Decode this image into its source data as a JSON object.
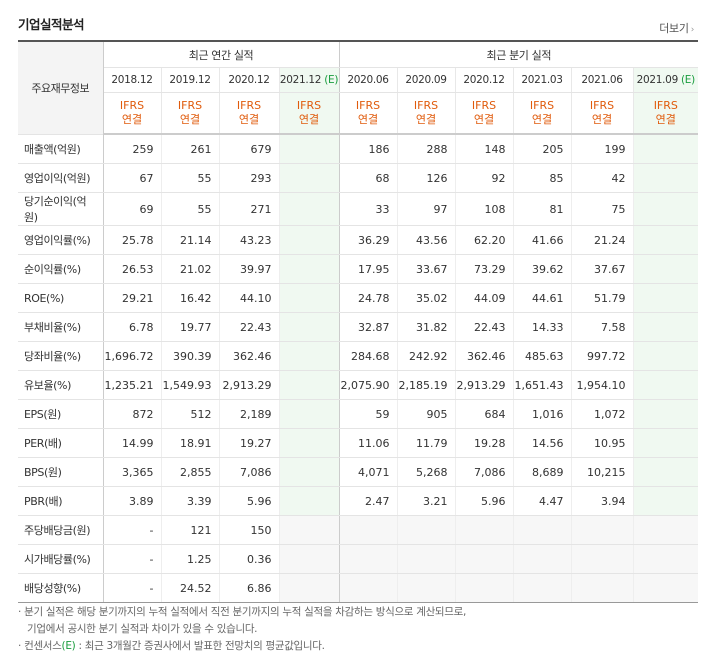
{
  "section_title": "기업실적분석",
  "more_label": "더보기",
  "corner_label": "주요재무정보",
  "groups": {
    "annual": "최근 연간 실적",
    "quarter": "최근 분기 실적"
  },
  "periods": [
    "2018.12",
    "2019.12",
    "2020.12",
    "2021.12",
    "2020.06",
    "2020.09",
    "2020.12",
    "2021.03",
    "2021.06",
    "2021.09"
  ],
  "estimate_mark": "(E)",
  "estimate_flags": [
    false,
    false,
    false,
    true,
    false,
    false,
    false,
    false,
    false,
    true
  ],
  "std_line1": "IFRS",
  "std_line2": "연결",
  "rows": [
    {
      "label": "매출액(억원)",
      "values": [
        "259",
        "261",
        "679",
        "",
        "186",
        "288",
        "148",
        "205",
        "199",
        ""
      ]
    },
    {
      "label": "영업이익(억원)",
      "values": [
        "67",
        "55",
        "293",
        "",
        "68",
        "126",
        "92",
        "85",
        "42",
        ""
      ]
    },
    {
      "label": "당기순이익(억원)",
      "values": [
        "69",
        "55",
        "271",
        "",
        "33",
        "97",
        "108",
        "81",
        "75",
        ""
      ]
    },
    {
      "label": "영업이익률(%)",
      "values": [
        "25.78",
        "21.14",
        "43.23",
        "",
        "36.29",
        "43.56",
        "62.20",
        "41.66",
        "21.24",
        ""
      ]
    },
    {
      "label": "순이익률(%)",
      "values": [
        "26.53",
        "21.02",
        "39.97",
        "",
        "17.95",
        "33.67",
        "73.29",
        "39.62",
        "37.67",
        ""
      ]
    },
    {
      "label": "ROE(%)",
      "values": [
        "29.21",
        "16.42",
        "44.10",
        "",
        "24.78",
        "35.02",
        "44.09",
        "44.61",
        "51.79",
        ""
      ]
    },
    {
      "label": "부채비율(%)",
      "values": [
        "6.78",
        "19.77",
        "22.43",
        "",
        "32.87",
        "31.82",
        "22.43",
        "14.33",
        "7.58",
        ""
      ]
    },
    {
      "label": "당좌비율(%)",
      "values": [
        "1,696.72",
        "390.39",
        "362.46",
        "",
        "284.68",
        "242.92",
        "362.46",
        "485.63",
        "997.72",
        ""
      ]
    },
    {
      "label": "유보율(%)",
      "values": [
        "1,235.21",
        "1,549.93",
        "2,913.29",
        "",
        "2,075.90",
        "2,185.19",
        "2,913.29",
        "1,651.43",
        "1,954.10",
        ""
      ]
    },
    {
      "label": "EPS(원)",
      "values": [
        "872",
        "512",
        "2,189",
        "",
        "59",
        "905",
        "684",
        "1,016",
        "1,072",
        ""
      ]
    },
    {
      "label": "PER(배)",
      "values": [
        "14.99",
        "18.91",
        "19.27",
        "",
        "11.06",
        "11.79",
        "19.28",
        "14.56",
        "10.95",
        ""
      ]
    },
    {
      "label": "BPS(원)",
      "values": [
        "3,365",
        "2,855",
        "7,086",
        "",
        "4,071",
        "5,268",
        "7,086",
        "8,689",
        "10,215",
        ""
      ]
    },
    {
      "label": "PBR(배)",
      "values": [
        "3.89",
        "3.39",
        "5.96",
        "",
        "2.47",
        "3.21",
        "5.96",
        "4.47",
        "3.94",
        ""
      ]
    },
    {
      "label": "주당배당금(원)",
      "values": [
        "-",
        "121",
        "150",
        "",
        "",
        "",
        "",
        "",
        "",
        ""
      ]
    },
    {
      "label": "시가배당률(%)",
      "values": [
        "-",
        "1.25",
        "0.36",
        "",
        "",
        "",
        "",
        "",
        "",
        ""
      ]
    },
    {
      "label": "배당성향(%)",
      "values": [
        "-",
        "24.52",
        "6.86",
        "",
        "",
        "",
        "",
        "",
        "",
        ""
      ]
    }
  ],
  "notes": {
    "line1": "분기 실적은 해당 분기까지의 누적 실적에서 직전 분기까지의 누적 실적을 차감하는 방식으로 계산되므로,",
    "line2": "기업에서 공시한 분기 실적과 차이가 있을 수 있습니다.",
    "line3_prefix": "컨센서스",
    "line3_mark": "(E)",
    "line3_suffix": ": 최근 3개월간 증권사에서 발표한 전망치의 평균값입니다."
  }
}
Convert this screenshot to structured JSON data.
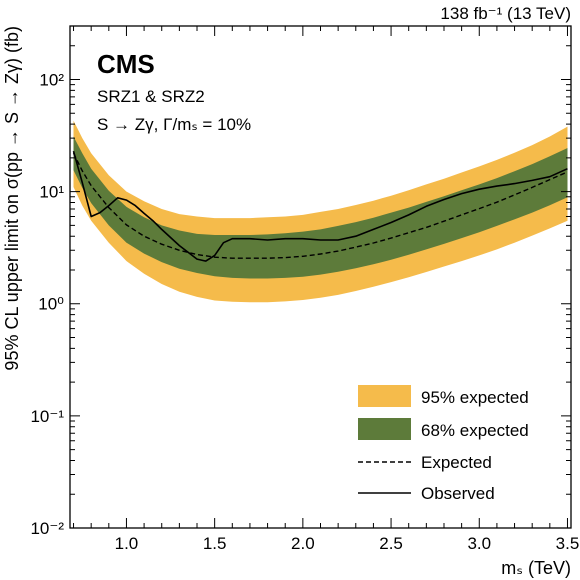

§ **Exercise goal**: Filter lines by "data" and return each hit.

§ **Written solution**:
Decode this image into its source data as a JSON object.
Convert this screenshot to structured JSON data.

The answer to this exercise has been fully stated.